__Problem statement__: Report how many lines of the entries below contain the word "Pack", and nothing more.

BEGIN Stored records

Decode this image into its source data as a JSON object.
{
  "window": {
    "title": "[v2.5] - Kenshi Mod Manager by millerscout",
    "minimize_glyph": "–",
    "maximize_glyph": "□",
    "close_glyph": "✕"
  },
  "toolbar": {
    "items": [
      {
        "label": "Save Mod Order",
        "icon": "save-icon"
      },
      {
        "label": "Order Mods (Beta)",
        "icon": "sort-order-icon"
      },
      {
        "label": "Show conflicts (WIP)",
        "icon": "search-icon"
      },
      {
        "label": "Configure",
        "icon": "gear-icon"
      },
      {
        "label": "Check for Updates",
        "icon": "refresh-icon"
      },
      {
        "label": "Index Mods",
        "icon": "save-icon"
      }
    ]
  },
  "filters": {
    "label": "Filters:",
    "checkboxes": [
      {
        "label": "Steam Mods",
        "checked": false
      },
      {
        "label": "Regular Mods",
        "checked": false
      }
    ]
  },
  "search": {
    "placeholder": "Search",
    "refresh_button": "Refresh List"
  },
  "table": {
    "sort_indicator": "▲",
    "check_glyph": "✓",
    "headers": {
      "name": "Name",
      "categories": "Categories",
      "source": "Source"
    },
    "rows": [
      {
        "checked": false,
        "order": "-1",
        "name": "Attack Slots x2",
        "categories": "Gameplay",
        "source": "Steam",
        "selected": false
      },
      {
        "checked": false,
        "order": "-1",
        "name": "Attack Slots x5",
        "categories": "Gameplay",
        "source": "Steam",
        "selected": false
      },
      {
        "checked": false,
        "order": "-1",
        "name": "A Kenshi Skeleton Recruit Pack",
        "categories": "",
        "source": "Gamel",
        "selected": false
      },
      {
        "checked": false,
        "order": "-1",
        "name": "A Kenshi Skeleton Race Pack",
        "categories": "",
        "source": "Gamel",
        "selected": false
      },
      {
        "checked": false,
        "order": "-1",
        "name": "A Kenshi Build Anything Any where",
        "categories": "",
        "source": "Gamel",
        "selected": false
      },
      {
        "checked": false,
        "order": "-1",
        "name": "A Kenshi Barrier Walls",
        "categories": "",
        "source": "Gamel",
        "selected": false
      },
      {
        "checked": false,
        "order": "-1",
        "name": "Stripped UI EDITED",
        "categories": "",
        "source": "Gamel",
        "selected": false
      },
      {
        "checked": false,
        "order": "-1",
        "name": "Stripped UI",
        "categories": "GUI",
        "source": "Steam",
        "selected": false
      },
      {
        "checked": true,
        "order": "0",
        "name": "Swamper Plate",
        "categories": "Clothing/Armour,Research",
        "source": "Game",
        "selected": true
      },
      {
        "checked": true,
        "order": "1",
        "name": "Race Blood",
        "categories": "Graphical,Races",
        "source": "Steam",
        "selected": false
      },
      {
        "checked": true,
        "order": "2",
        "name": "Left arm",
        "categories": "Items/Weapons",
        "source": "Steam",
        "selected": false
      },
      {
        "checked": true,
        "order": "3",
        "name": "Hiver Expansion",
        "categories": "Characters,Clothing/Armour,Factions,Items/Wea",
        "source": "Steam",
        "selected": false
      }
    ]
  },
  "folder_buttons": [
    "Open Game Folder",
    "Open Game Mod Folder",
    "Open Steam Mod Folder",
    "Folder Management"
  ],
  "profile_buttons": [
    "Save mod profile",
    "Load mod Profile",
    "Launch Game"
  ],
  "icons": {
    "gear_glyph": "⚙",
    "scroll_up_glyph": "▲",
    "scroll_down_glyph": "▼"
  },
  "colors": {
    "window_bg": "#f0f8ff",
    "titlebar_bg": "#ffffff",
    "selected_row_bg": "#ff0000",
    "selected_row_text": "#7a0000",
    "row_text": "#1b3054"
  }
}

END Stored records

__Correct output__: 2